+++ Stored data +++

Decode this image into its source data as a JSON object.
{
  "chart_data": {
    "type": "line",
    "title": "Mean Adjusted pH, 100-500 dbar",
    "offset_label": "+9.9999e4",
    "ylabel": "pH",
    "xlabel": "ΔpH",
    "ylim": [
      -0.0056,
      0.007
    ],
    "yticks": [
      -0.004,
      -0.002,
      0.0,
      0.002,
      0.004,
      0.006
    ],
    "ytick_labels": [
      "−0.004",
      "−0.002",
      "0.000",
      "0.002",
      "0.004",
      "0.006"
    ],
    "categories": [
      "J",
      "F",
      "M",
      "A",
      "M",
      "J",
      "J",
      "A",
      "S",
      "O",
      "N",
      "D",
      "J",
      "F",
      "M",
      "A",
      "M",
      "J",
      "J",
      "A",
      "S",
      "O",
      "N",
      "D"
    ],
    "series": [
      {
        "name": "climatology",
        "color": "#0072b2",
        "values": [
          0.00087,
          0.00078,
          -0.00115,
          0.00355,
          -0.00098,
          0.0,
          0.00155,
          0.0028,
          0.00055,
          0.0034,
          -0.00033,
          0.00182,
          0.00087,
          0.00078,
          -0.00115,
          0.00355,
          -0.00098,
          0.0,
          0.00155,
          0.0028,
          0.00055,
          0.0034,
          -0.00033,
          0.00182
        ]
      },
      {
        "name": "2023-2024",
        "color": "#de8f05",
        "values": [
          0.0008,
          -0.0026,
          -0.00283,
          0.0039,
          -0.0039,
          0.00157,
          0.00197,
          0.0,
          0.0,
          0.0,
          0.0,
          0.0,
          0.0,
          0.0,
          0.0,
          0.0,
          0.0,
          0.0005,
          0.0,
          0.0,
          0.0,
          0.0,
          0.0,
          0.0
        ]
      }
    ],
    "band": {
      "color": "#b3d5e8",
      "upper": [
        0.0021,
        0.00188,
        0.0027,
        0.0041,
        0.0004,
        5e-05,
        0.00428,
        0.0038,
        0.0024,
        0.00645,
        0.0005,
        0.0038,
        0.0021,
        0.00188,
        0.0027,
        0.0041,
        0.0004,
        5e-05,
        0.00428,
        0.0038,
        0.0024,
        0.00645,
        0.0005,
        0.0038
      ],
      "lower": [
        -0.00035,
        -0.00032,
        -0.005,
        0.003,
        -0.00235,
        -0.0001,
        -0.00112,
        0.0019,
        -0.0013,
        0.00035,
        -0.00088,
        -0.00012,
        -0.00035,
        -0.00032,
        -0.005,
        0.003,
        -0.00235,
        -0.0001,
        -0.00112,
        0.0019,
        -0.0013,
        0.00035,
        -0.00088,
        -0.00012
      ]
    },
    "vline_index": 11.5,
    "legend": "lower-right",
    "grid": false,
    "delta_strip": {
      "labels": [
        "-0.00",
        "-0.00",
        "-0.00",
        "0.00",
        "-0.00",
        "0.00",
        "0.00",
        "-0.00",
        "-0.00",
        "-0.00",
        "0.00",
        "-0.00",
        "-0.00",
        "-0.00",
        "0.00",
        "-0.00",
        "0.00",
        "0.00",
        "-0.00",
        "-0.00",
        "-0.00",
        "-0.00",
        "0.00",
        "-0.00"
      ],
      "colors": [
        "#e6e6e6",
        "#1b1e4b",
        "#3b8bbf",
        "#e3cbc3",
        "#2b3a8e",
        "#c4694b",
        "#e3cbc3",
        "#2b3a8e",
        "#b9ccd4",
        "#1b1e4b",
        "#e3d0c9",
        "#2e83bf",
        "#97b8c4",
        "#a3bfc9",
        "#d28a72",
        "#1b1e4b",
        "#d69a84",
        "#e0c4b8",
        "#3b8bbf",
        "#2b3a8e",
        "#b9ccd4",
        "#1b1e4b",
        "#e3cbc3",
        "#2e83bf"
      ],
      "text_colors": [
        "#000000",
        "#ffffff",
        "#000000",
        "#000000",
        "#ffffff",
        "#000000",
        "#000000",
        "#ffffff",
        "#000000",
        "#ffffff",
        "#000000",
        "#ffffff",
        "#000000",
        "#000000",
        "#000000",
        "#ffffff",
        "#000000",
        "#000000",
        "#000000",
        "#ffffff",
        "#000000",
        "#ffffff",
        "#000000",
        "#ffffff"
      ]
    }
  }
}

+++

◆ Your task
Each line above must be printed exactly as it appears.

◆ Solution to the problem
Decode this image into its source data as a JSON object.
{
  "chart_data": {
    "type": "line",
    "title": "Mean Adjusted pH, 100-500 dbar",
    "offset_label": "+9.9999e4",
    "ylabel": "pH",
    "xlabel": "ΔpH",
    "ylim": [
      -0.0056,
      0.007
    ],
    "yticks": [
      -0.004,
      -0.002,
      0.0,
      0.002,
      0.004,
      0.006
    ],
    "ytick_labels": [
      "−0.004",
      "−0.002",
      "0.000",
      "0.002",
      "0.004",
      "0.006"
    ],
    "categories": [
      "J",
      "F",
      "M",
      "A",
      "M",
      "J",
      "J",
      "A",
      "S",
      "O",
      "N",
      "D",
      "J",
      "F",
      "M",
      "A",
      "M",
      "J",
      "J",
      "A",
      "S",
      "O",
      "N",
      "D"
    ],
    "series": [
      {
        "name": "climatology",
        "color": "#0072b2",
        "values": [
          0.00087,
          0.00078,
          -0.00115,
          0.00355,
          -0.00098,
          0.0,
          0.00155,
          0.0028,
          0.00055,
          0.0034,
          -0.00033,
          0.00182,
          0.00087,
          0.00078,
          -0.00115,
          0.00355,
          -0.00098,
          0.0,
          0.00155,
          0.0028,
          0.00055,
          0.0034,
          -0.00033,
          0.00182
        ]
      },
      {
        "name": "2023-2024",
        "color": "#de8f05",
        "values": [
          0.0008,
          -0.0026,
          -0.00283,
          0.0039,
          -0.0039,
          0.00157,
          0.00197,
          0.0,
          0.0,
          0.0,
          0.0,
          0.0,
          0.0,
          0.0,
          0.0,
          0.0,
          0.0,
          0.0005,
          0.0,
          0.0,
          0.0,
          0.0,
          0.0,
          0.0
        ]
      }
    ],
    "band": {
      "color": "#b3d5e8",
      "upper": [
        0.0021,
        0.00188,
        0.0027,
        0.0041,
        0.0004,
        5e-05,
        0.00428,
        0.0038,
        0.0024,
        0.00645,
        0.0005,
        0.0038,
        0.0021,
        0.00188,
        0.0027,
        0.0041,
        0.0004,
        5e-05,
        0.00428,
        0.0038,
        0.0024,
        0.00645,
        0.0005,
        0.0038
      ],
      "lower": [
        -0.00035,
        -0.00032,
        -0.005,
        0.003,
        -0.00235,
        -0.0001,
        -0.00112,
        0.0019,
        -0.0013,
        0.00035,
        -0.00088,
        -0.00012,
        -0.00035,
        -0.00032,
        -0.005,
        0.003,
        -0.00235,
        -0.0001,
        -0.00112,
        0.0019,
        -0.0013,
        0.00035,
        -0.00088,
        -0.00012
      ]
    },
    "vline_index": 11.5,
    "legend": "lower-right",
    "grid": false,
    "delta_strip": {
      "labels": [
        "-0.00",
        "-0.00",
        "-0.00",
        "0.00",
        "-0.00",
        "0.00",
        "0.00",
        "-0.00",
        "-0.00",
        "-0.00",
        "0.00",
        "-0.00",
        "-0.00",
        "-0.00",
        "0.00",
        "-0.00",
        "0.00",
        "0.00",
        "-0.00",
        "-0.00",
        "-0.00",
        "-0.00",
        "0.00",
        "-0.00"
      ],
      "colors": [
        "#e6e6e6",
        "#1b1e4b",
        "#3b8bbf",
        "#e3cbc3",
        "#2b3a8e",
        "#c4694b",
        "#e3cbc3",
        "#2b3a8e",
        "#b9ccd4",
        "#1b1e4b",
        "#e3d0c9",
        "#2e83bf",
        "#97b8c4",
        "#a3bfc9",
        "#d28a72",
        "#1b1e4b",
        "#d69a84",
        "#e0c4b8",
        "#3b8bbf",
        "#2b3a8e",
        "#b9ccd4",
        "#1b1e4b",
        "#e3cbc3",
        "#2e83bf"
      ],
      "text_colors": [
        "#000000",
        "#ffffff",
        "#000000",
        "#000000",
        "#ffffff",
        "#000000",
        "#000000",
        "#ffffff",
        "#000000",
        "#ffffff",
        "#000000",
        "#ffffff",
        "#000000",
        "#000000",
        "#000000",
        "#ffffff",
        "#000000",
        "#000000",
        "#000000",
        "#ffffff",
        "#000000",
        "#ffffff",
        "#000000",
        "#ffffff"
      ]
    }
  }
}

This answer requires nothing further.